Set task: Find the word "Oxen" in the material below and gather every line that contains it.

Exercise materials:
○ ○ ○ ○ ○ ○ ○

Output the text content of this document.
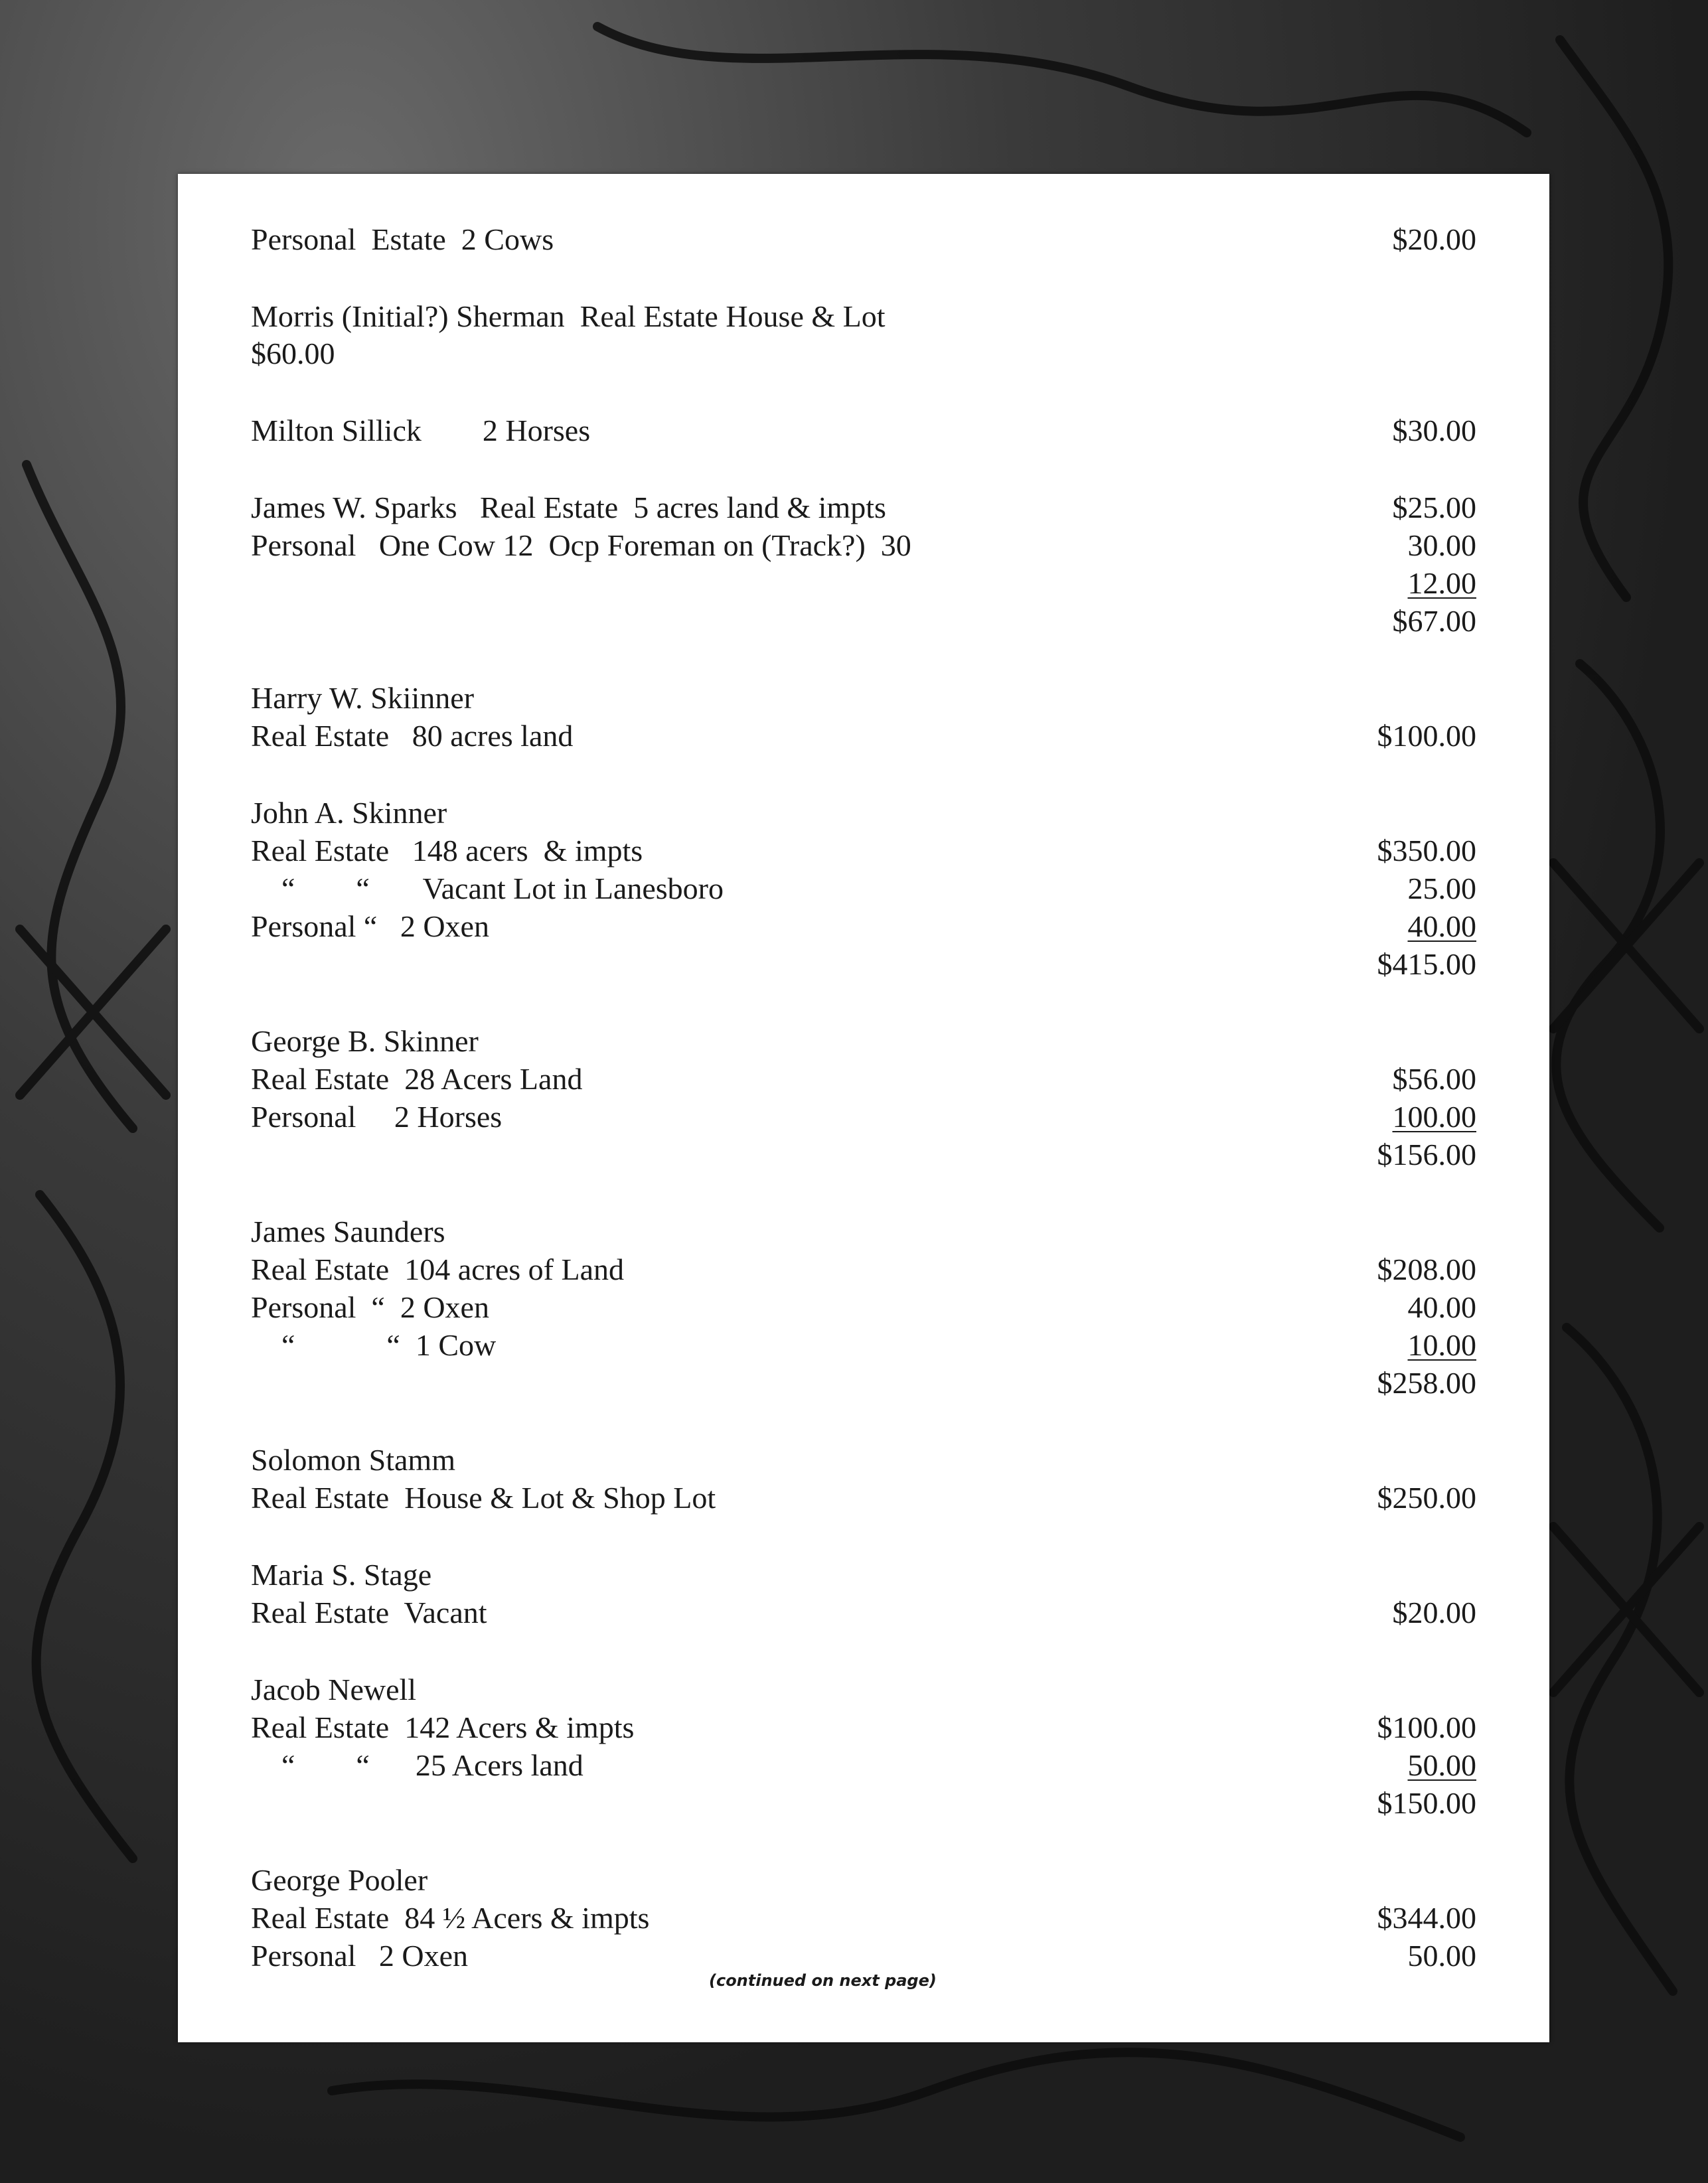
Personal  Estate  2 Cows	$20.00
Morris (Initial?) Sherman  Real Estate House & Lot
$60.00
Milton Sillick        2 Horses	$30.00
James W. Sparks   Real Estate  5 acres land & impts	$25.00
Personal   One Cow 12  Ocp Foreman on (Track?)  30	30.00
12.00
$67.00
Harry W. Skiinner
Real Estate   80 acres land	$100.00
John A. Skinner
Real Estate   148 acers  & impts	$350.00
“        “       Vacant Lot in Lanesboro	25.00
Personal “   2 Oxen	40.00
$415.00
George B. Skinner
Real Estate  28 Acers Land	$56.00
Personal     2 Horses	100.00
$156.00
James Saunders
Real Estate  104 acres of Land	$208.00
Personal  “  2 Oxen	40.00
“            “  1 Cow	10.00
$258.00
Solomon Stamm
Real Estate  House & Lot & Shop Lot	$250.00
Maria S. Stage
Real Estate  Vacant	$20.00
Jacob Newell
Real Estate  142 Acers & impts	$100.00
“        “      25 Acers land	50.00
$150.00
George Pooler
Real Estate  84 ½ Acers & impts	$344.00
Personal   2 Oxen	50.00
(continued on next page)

○ ○ ○ ○ ○ ○ ○

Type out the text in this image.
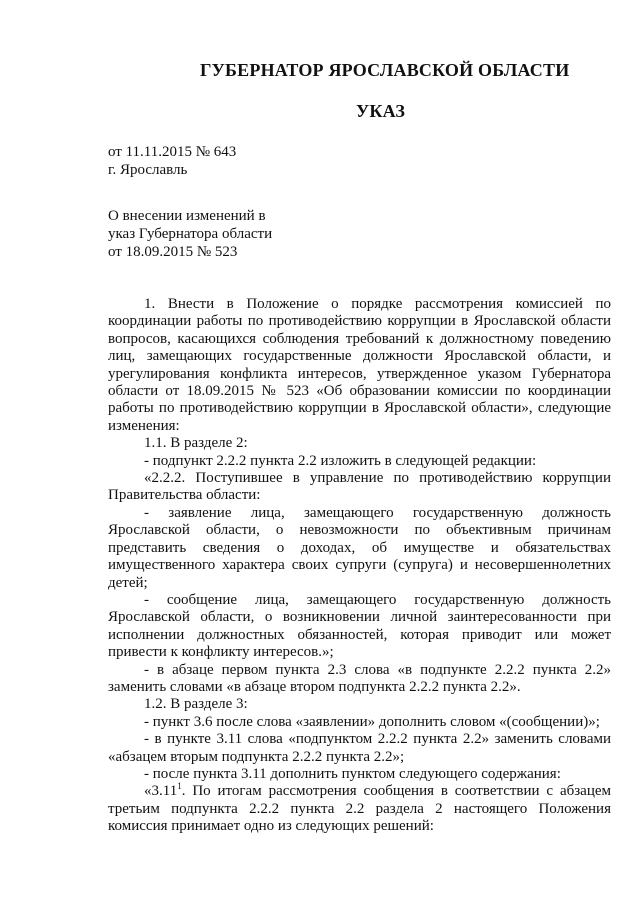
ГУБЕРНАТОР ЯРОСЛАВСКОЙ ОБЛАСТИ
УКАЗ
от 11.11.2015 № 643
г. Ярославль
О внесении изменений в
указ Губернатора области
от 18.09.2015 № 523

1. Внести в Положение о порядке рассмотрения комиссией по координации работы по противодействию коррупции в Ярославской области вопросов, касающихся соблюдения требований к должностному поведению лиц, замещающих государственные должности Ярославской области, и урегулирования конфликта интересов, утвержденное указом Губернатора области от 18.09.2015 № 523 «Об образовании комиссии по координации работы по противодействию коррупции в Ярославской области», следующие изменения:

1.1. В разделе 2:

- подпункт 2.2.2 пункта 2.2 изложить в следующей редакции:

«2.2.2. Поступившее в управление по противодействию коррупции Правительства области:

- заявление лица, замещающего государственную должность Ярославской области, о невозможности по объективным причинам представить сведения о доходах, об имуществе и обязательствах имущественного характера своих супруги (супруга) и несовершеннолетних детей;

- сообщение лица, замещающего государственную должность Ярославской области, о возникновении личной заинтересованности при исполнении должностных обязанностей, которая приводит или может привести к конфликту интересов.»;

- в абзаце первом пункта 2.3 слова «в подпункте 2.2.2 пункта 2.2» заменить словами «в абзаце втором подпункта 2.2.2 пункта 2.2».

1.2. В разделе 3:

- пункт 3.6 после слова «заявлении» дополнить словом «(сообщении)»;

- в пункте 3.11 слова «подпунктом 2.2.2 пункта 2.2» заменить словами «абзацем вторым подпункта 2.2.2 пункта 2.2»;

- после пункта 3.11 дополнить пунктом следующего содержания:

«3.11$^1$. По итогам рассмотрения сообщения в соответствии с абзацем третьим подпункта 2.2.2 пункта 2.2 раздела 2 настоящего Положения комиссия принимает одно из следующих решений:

○ ○ ○ ○ ○ ○ ○

Exercise answer:
Personal “   2 Oxen	40.00
Personal  “  2 Oxen	40.00
Personal   2 Oxen	50.00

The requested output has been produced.